Copy out every record below, word for word.

Records from a dataset
§ §

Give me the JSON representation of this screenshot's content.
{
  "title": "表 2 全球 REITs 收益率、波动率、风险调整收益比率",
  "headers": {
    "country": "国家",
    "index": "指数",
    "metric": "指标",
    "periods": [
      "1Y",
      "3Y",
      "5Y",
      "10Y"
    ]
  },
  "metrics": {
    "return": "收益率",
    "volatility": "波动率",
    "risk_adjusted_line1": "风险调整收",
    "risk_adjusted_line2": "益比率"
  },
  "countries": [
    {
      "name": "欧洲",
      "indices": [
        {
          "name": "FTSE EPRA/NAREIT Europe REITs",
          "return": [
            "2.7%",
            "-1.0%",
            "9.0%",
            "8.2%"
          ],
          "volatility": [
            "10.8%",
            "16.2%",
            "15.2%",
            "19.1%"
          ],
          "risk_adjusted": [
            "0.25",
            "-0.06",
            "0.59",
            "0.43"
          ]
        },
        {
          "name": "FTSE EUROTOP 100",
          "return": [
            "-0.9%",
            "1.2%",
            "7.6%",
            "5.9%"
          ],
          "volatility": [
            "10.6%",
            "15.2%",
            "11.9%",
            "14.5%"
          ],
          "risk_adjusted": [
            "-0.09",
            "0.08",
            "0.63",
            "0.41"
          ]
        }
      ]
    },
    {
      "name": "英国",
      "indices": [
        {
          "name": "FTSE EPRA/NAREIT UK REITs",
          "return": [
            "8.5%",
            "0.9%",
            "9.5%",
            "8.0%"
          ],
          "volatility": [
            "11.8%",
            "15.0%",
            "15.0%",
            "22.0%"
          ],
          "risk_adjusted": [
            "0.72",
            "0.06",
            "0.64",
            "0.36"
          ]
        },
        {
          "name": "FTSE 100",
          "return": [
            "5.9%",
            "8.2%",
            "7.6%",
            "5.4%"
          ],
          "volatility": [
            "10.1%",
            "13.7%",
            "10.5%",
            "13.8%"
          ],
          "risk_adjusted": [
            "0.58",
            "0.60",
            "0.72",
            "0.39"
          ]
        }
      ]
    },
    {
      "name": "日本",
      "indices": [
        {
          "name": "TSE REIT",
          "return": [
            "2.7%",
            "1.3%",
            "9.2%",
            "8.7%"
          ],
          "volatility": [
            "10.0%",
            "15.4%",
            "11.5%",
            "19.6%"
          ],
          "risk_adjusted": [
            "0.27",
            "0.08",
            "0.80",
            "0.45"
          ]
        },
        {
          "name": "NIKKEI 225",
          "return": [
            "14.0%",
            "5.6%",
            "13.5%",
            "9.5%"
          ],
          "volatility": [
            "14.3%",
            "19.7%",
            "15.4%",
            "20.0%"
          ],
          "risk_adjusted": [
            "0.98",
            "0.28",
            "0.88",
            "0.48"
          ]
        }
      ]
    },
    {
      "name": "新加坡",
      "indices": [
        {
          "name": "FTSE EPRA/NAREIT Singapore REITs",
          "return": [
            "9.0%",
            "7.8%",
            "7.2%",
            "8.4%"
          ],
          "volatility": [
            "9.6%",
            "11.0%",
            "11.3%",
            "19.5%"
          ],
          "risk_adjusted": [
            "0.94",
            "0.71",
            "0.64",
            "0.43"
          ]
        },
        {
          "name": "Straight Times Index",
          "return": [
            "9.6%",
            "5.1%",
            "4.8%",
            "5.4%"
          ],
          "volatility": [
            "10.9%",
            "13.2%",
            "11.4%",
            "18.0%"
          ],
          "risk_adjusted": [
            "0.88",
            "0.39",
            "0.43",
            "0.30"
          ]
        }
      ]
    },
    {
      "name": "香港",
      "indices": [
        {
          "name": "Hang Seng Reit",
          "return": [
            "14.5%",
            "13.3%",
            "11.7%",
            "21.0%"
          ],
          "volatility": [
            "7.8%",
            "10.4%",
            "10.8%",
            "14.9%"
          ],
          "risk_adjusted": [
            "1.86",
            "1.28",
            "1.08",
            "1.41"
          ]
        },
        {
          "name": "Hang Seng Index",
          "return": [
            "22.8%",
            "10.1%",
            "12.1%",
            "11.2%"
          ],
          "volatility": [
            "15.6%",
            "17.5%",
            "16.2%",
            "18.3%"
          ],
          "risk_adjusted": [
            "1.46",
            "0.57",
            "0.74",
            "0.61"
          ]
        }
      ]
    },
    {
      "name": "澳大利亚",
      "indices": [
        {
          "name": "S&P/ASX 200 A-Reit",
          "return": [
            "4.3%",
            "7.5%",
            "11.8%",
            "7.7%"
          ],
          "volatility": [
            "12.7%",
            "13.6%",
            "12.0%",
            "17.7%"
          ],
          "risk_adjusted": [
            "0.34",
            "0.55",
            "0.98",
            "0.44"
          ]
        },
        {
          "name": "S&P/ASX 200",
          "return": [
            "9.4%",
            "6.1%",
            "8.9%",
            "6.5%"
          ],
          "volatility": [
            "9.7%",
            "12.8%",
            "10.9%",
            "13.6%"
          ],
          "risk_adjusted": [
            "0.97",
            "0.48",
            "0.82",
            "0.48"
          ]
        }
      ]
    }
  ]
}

§ §

● Answer to this task:
Give me the JSON representation of this screenshot's content.
{
  "title": "表 2 全球 REITs 收益率、波动率、风险调整收益比率",
  "headers": {
    "country": "国家",
    "index": "指数",
    "metric": "指标",
    "periods": [
      "1Y",
      "3Y",
      "5Y",
      "10Y"
    ]
  },
  "metrics": {
    "return": "收益率",
    "volatility": "波动率",
    "risk_adjusted_line1": "风险调整收",
    "risk_adjusted_line2": "益比率"
  },
  "countries": [
    {
      "name": "欧洲",
      "indices": [
        {
          "name": "FTSE EPRA/NAREIT Europe REITs",
          "return": [
            "2.7%",
            "-1.0%",
            "9.0%",
            "8.2%"
          ],
          "volatility": [
            "10.8%",
            "16.2%",
            "15.2%",
            "19.1%"
          ],
          "risk_adjusted": [
            "0.25",
            "-0.06",
            "0.59",
            "0.43"
          ]
        },
        {
          "name": "FTSE EUROTOP 100",
          "return": [
            "-0.9%",
            "1.2%",
            "7.6%",
            "5.9%"
          ],
          "volatility": [
            "10.6%",
            "15.2%",
            "11.9%",
            "14.5%"
          ],
          "risk_adjusted": [
            "-0.09",
            "0.08",
            "0.63",
            "0.41"
          ]
        }
      ]
    },
    {
      "name": "英国",
      "indices": [
        {
          "name": "FTSE EPRA/NAREIT UK REITs",
          "return": [
            "8.5%",
            "0.9%",
            "9.5%",
            "8.0%"
          ],
          "volatility": [
            "11.8%",
            "15.0%",
            "15.0%",
            "22.0%"
          ],
          "risk_adjusted": [
            "0.72",
            "0.06",
            "0.64",
            "0.36"
          ]
        },
        {
          "name": "FTSE 100",
          "return": [
            "5.9%",
            "8.2%",
            "7.6%",
            "5.4%"
          ],
          "volatility": [
            "10.1%",
            "13.7%",
            "10.5%",
            "13.8%"
          ],
          "risk_adjusted": [
            "0.58",
            "0.60",
            "0.72",
            "0.39"
          ]
        }
      ]
    },
    {
      "name": "日本",
      "indices": [
        {
          "name": "TSE REIT",
          "return": [
            "2.7%",
            "1.3%",
            "9.2%",
            "8.7%"
          ],
          "volatility": [
            "10.0%",
            "15.4%",
            "11.5%",
            "19.6%"
          ],
          "risk_adjusted": [
            "0.27",
            "0.08",
            "0.80",
            "0.45"
          ]
        },
        {
          "name": "NIKKEI 225",
          "return": [
            "14.0%",
            "5.6%",
            "13.5%",
            "9.5%"
          ],
          "volatility": [
            "14.3%",
            "19.7%",
            "15.4%",
            "20.0%"
          ],
          "risk_adjusted": [
            "0.98",
            "0.28",
            "0.88",
            "0.48"
          ]
        }
      ]
    },
    {
      "name": "新加坡",
      "indices": [
        {
          "name": "FTSE EPRA/NAREIT Singapore REITs",
          "return": [
            "9.0%",
            "7.8%",
            "7.2%",
            "8.4%"
          ],
          "volatility": [
            "9.6%",
            "11.0%",
            "11.3%",
            "19.5%"
          ],
          "risk_adjusted": [
            "0.94",
            "0.71",
            "0.64",
            "0.43"
          ]
        },
        {
          "name": "Straight Times Index",
          "return": [
            "9.6%",
            "5.1%",
            "4.8%",
            "5.4%"
          ],
          "volatility": [
            "10.9%",
            "13.2%",
            "11.4%",
            "18.0%"
          ],
          "risk_adjusted": [
            "0.88",
            "0.39",
            "0.43",
            "0.30"
          ]
        }
      ]
    },
    {
      "name": "香港",
      "indices": [
        {
          "name": "Hang Seng Reit",
          "return": [
            "14.5%",
            "13.3%",
            "11.7%",
            "21.0%"
          ],
          "volatility": [
            "7.8%",
            "10.4%",
            "10.8%",
            "14.9%"
          ],
          "risk_adjusted": [
            "1.86",
            "1.28",
            "1.08",
            "1.41"
          ]
        },
        {
          "name": "Hang Seng Index",
          "return": [
            "22.8%",
            "10.1%",
            "12.1%",
            "11.2%"
          ],
          "volatility": [
            "15.6%",
            "17.5%",
            "16.2%",
            "18.3%"
          ],
          "risk_adjusted": [
            "1.46",
            "0.57",
            "0.74",
            "0.61"
          ]
        }
      ]
    },
    {
      "name": "澳大利亚",
      "indices": [
        {
          "name": "S&P/ASX 200 A-Reit",
          "return": [
            "4.3%",
            "7.5%",
            "11.8%",
            "7.7%"
          ],
          "volatility": [
            "12.7%",
            "13.6%",
            "12.0%",
            "17.7%"
          ],
          "risk_adjusted": [
            "0.34",
            "0.55",
            "0.98",
            "0.44"
          ]
        },
        {
          "name": "S&P/ASX 200",
          "return": [
            "9.4%",
            "6.1%",
            "8.9%",
            "6.5%"
          ],
          "volatility": [
            "9.7%",
            "12.8%",
            "10.9%",
            "13.6%"
          ],
          "risk_adjusted": [
            "0.97",
            "0.48",
            "0.82",
            "0.48"
          ]
        }
      ]
    }
  ]
}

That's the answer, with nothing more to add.